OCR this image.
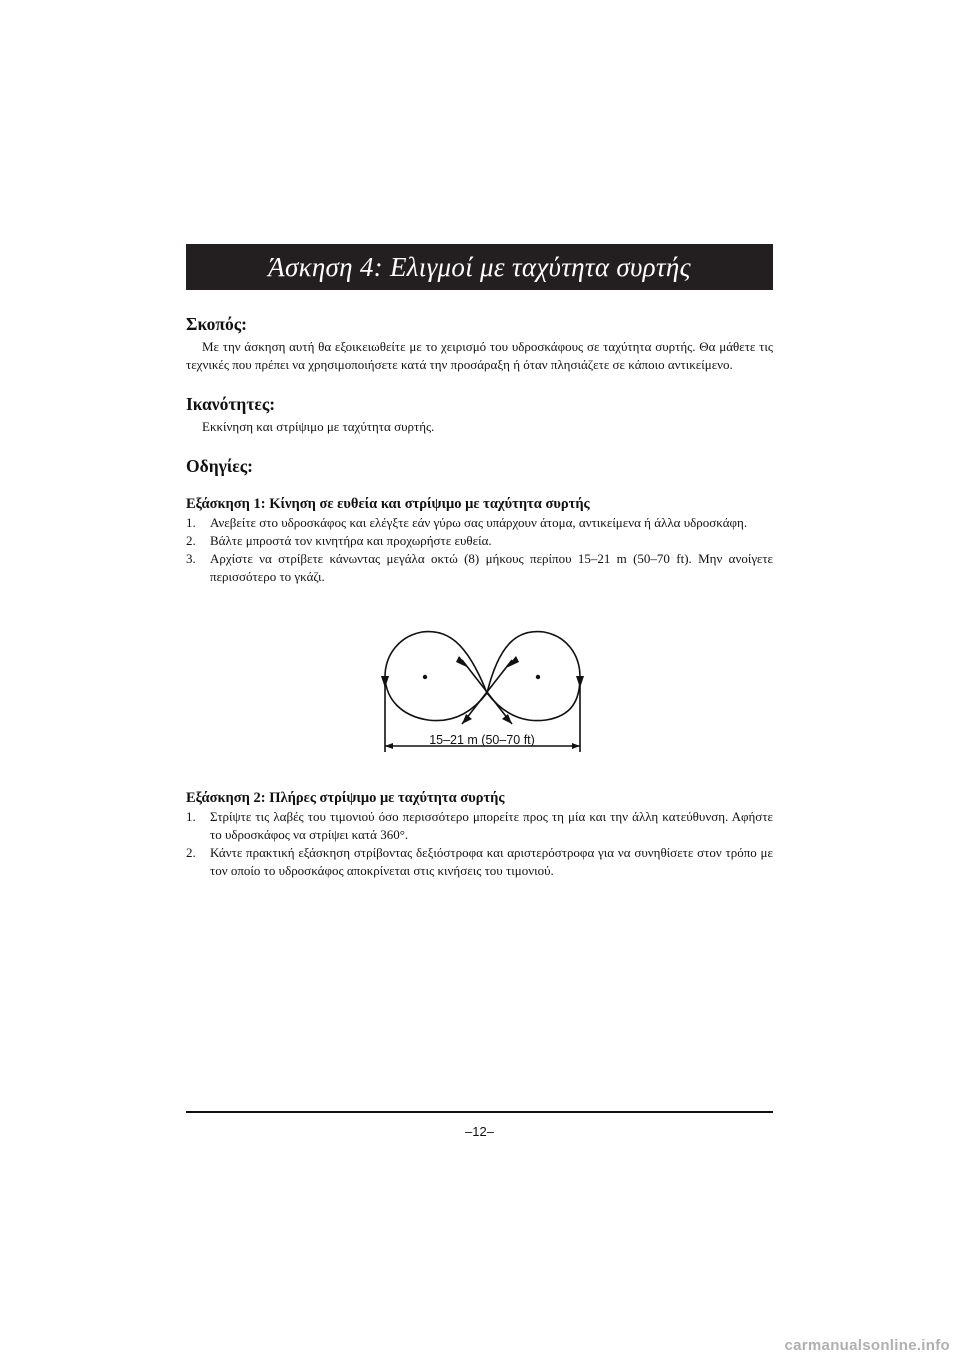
Άσκηση 4: Ελιγμοί με ταχύτητα συρτής
Σκοπός:

Με την άσκηση αυτή θα εξοικειωθείτε με το χειρισμό του υδροσκάφους σε ταχύτητα συρτής. Θα μάθετε τις τεχνικές που πρέπει να χρησιμοποιήσετε κατά την προσάραξη ή όταν πλησιάζετε σε κάποιο αντικείμενο.

Ικανότητες:

Εκκίνηση και στρίψιμο με ταχύτητα συρτής.

Οδηγίες:
Εξάσκηση 1: Κίνηση σε ευθεία και στρίψιμο με ταχύτητα συρτής
1. Ανεβείτε στο υδροσκάφος και ελέγξτε εάν γύρω σας υπάρχουν άτομα, αντικείμενα ή άλλα υδροσκάφη.
2. Βάλτε μπροστά τον κινητήρα και προχωρήστε ευθεία.
3. Αρχίστε να στρίβετε κάνωντας μεγάλα οκτώ (8) μήκους περίπου 15–21 m (50–70 ft). Μην ανοίγετε περισσότερο το γκάζι.
15–21 m (50–70 ft)
Εξάσκηση 2: Πλήρες στρίψιμο με ταχύτητα συρτής
1. Στρίψτε τις λαβές του τιμονιού όσο περισσότερο μπορείτε προς τη μία και την άλλη κατεύθυνση. Αφήστε το υδροσκάφος να στρίψει κατά 360°.
2. Κάντε πρακτική εξάσκηση στρίβοντας δεξιόστροφα και αριστερόστροφα για να συνηθίσετε στον τρόπο με τον οποίο το υδροσκάφος αποκρίνεται στις κινήσεις του τιμονιού.
–12–
carmanualsonline.info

==*==

◆ WORK REQUIRED:
In the data above, tally the lines holding "περισσότερο" and answer with the figure only.

◆ WRITTEN ANSWER:
2